**Given task:** Please write out each of the records below line for line, changing nothing.

**Records for this task:**

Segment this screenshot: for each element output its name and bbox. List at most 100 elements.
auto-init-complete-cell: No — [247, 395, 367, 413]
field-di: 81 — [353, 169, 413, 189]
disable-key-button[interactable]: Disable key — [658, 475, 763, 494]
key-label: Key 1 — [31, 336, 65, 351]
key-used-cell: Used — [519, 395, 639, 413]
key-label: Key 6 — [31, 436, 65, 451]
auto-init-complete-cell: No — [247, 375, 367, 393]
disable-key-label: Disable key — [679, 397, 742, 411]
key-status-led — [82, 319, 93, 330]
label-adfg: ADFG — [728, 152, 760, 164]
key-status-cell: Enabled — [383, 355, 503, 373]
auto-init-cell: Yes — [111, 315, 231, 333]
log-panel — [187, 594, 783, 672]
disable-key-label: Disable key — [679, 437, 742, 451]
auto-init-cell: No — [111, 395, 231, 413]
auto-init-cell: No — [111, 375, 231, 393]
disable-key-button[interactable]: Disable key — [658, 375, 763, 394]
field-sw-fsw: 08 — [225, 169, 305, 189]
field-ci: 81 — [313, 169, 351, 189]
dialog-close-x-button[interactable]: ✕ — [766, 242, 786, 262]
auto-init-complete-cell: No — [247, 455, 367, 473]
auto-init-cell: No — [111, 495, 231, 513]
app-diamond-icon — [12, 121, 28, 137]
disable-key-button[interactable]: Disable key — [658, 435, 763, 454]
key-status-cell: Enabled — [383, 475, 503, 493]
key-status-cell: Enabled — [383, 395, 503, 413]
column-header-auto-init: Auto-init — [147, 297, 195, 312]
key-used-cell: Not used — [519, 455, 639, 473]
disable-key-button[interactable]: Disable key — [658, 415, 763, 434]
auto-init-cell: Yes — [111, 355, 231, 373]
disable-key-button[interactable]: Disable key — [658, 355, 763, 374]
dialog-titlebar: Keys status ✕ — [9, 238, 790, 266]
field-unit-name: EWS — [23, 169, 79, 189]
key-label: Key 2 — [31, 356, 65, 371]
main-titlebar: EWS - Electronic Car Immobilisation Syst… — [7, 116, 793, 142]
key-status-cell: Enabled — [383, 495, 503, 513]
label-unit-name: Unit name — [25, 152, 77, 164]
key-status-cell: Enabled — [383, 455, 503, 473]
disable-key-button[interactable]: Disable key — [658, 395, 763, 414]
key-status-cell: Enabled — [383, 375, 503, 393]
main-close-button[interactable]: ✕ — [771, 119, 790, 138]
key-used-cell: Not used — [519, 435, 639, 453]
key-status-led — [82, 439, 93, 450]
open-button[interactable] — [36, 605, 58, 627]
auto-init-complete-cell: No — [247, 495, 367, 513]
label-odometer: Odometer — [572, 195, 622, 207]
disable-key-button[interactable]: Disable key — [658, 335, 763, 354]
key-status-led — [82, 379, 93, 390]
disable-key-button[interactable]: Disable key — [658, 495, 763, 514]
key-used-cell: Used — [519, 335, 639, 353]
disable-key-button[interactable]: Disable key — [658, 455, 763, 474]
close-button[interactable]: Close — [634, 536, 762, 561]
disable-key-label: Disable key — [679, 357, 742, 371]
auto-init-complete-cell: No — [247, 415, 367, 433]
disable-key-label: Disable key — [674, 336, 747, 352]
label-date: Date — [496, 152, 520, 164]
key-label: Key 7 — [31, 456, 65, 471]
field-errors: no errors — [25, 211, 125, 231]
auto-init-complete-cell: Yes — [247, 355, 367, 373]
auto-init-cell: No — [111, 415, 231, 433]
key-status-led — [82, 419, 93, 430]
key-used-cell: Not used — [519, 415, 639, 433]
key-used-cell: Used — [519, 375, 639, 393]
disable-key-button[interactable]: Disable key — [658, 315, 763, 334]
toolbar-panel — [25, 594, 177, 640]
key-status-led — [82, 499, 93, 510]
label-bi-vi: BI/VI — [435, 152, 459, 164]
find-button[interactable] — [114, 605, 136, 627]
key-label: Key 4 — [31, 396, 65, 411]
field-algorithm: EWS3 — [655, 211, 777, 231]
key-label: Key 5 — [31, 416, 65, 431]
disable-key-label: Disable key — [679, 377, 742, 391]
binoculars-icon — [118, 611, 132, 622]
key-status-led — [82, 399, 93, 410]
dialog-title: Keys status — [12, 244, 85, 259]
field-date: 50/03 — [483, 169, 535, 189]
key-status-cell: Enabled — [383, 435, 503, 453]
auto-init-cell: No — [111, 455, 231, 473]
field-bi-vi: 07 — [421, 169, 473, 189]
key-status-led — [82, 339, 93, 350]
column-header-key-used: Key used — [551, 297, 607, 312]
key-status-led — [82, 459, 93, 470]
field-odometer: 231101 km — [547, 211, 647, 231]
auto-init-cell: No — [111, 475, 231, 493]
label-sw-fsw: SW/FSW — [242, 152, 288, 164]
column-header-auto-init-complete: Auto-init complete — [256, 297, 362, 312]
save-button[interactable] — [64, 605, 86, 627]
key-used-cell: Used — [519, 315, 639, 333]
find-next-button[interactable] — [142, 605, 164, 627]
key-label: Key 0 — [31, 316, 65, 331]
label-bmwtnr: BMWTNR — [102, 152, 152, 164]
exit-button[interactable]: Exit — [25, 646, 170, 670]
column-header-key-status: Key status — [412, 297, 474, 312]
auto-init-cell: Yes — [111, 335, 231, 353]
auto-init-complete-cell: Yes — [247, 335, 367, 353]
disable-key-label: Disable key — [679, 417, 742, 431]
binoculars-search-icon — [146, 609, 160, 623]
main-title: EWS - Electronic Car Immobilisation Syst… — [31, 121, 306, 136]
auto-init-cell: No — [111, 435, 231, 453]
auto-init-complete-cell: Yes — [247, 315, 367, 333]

**The output:**
Segment this screenshot: for each element output its name and bbox. List at most 100 elements.
auto-init-complete-cell: No — [247, 395, 367, 413]
field-di: 81 — [353, 169, 413, 189]
disable-key-button[interactable]: Disable key — [658, 475, 763, 494]
key-label: Key 1 — [31, 336, 65, 351]
key-used-cell: Used — [519, 395, 639, 413]
key-label: Key 6 — [31, 436, 65, 451]
auto-init-complete-cell: No — [247, 375, 367, 393]
disable-key-label: Disable key — [679, 397, 742, 411]
key-status-led — [82, 319, 93, 330]
label-adfg: ADFG — [728, 152, 760, 164]
key-status-cell: Enabled — [383, 355, 503, 373]
auto-init-cell: Yes — [111, 315, 231, 333]
log-panel — [187, 594, 783, 672]
disable-key-label: Disable key — [679, 437, 742, 451]
auto-init-cell: No — [111, 395, 231, 413]
auto-init-cell: No — [111, 375, 231, 393]
disable-key-button[interactable]: Disable key — [658, 375, 763, 394]
field-sw-fsw: 08 — [225, 169, 305, 189]
field-ci: 81 — [313, 169, 351, 189]
dialog-close-x-button[interactable]: ✕ — [766, 242, 786, 262]
auto-init-complete-cell: No — [247, 455, 367, 473]
auto-init-cell: No — [111, 495, 231, 513]
app-diamond-icon — [12, 121, 28, 137]
disable-key-button[interactable]: Disable key — [658, 435, 763, 454]
key-status-cell: Enabled — [383, 475, 503, 493]
key-status-cell: Enabled — [383, 395, 503, 413]
column-header-auto-init: Auto-init — [147, 297, 195, 312]
key-used-cell: Not used — [519, 455, 639, 473]
disable-key-button[interactable]: Disable key — [658, 415, 763, 434]
auto-init-cell: Yes — [111, 355, 231, 373]
disable-key-button[interactable]: Disable key — [658, 355, 763, 374]
dialog-titlebar: Keys status ✕ — [9, 238, 790, 266]
field-unit-name: EWS — [23, 169, 79, 189]
key-label: Key 2 — [31, 356, 65, 371]
main-titlebar: EWS - Electronic Car Immobilisation Syst… — [7, 116, 793, 142]
key-status-cell: Enabled — [383, 495, 503, 513]
label-unit-name: Unit name — [25, 152, 77, 164]
key-status-cell: Enabled — [383, 455, 503, 473]
disable-key-button[interactable]: Disable key — [658, 395, 763, 414]
key-status-cell: Enabled — [383, 375, 503, 393]
main-close-button[interactable]: ✕ — [771, 119, 790, 138]
key-used-cell: Not used — [519, 435, 639, 453]
key-status-led — [82, 439, 93, 450]
open-button[interactable] — [36, 605, 58, 627]
auto-init-complete-cell: No — [247, 495, 367, 513]
label-odometer: Odometer — [572, 195, 622, 207]
disable-key-button[interactable]: Disable key — [658, 335, 763, 354]
key-status-led — [82, 379, 93, 390]
disable-key-button[interactable]: Disable key — [658, 495, 763, 514]
key-used-cell: Used — [519, 335, 639, 353]
disable-key-button[interactable]: Disable key — [658, 455, 763, 474]
close-button[interactable]: Close — [634, 536, 762, 561]
disable-key-label: Disable key — [679, 357, 742, 371]
auto-init-complete-cell: No — [247, 415, 367, 433]
disable-key-label: Disable key — [674, 336, 747, 352]
label-date: Date — [496, 152, 520, 164]
key-label: Key 7 — [31, 456, 65, 471]
field-errors: no errors — [25, 211, 125, 231]
auto-init-complete-cell: Yes — [247, 355, 367, 373]
auto-init-cell: No — [111, 415, 231, 433]
key-status-led — [82, 419, 93, 430]
key-used-cell: Not used — [519, 415, 639, 433]
key-used-cell: Used — [519, 375, 639, 393]
disable-key-button[interactable]: Disable key — [658, 315, 763, 334]
toolbar-panel — [25, 594, 177, 640]
key-status-led — [82, 499, 93, 510]
label-bi-vi: BI/VI — [435, 152, 459, 164]
find-button[interactable] — [114, 605, 136, 627]
key-label: Key 4 — [31, 396, 65, 411]
field-algorithm: EWS3 — [655, 211, 777, 231]
key-label: Key 5 — [31, 416, 65, 431]
disable-key-label: Disable key — [679, 377, 742, 391]
binoculars-icon — [118, 611, 132, 622]
key-status-led — [82, 399, 93, 410]
dialog-title: Keys status — [12, 244, 85, 259]
field-date: 50/03 — [483, 169, 535, 189]
key-status-cell: Enabled — [383, 435, 503, 453]
auto-init-cell: No — [111, 455, 231, 473]
field-bi-vi: 07 — [421, 169, 473, 189]
key-status-led — [82, 339, 93, 350]
column-header-key-used: Key used — [551, 297, 607, 312]
key-status-led — [82, 459, 93, 470]
field-odometer: 231101 km — [547, 211, 647, 231]
auto-init-cell: No — [111, 475, 231, 493]
label-sw-fsw: SW/FSW — [242, 152, 288, 164]
column-header-auto-init-complete: Auto-init complete — [256, 297, 362, 312]
save-button[interactable] — [64, 605, 86, 627]
key-used-cell: Used — [519, 315, 639, 333]
find-next-button[interactable] — [142, 605, 164, 627]
key-label: Key 0 — [31, 316, 65, 331]
label-bmwtnr: BMWTNR — [102, 152, 152, 164]
exit-button[interactable]: Exit — [25, 646, 170, 670]
column-header-key-status: Key status — [412, 297, 474, 312]
auto-init-cell: Yes — [111, 335, 231, 353]
auto-init-complete-cell: Yes — [247, 335, 367, 353]
disable-key-label: Disable key — [679, 417, 742, 431]
binoculars-search-icon — [146, 609, 160, 623]
main-title: EWS - Electronic Car Immobilisation Syst… — [31, 121, 306, 136]
auto-init-cell: No — [111, 435, 231, 453]
auto-init-complete-cell: Yes — [247, 315, 367, 333]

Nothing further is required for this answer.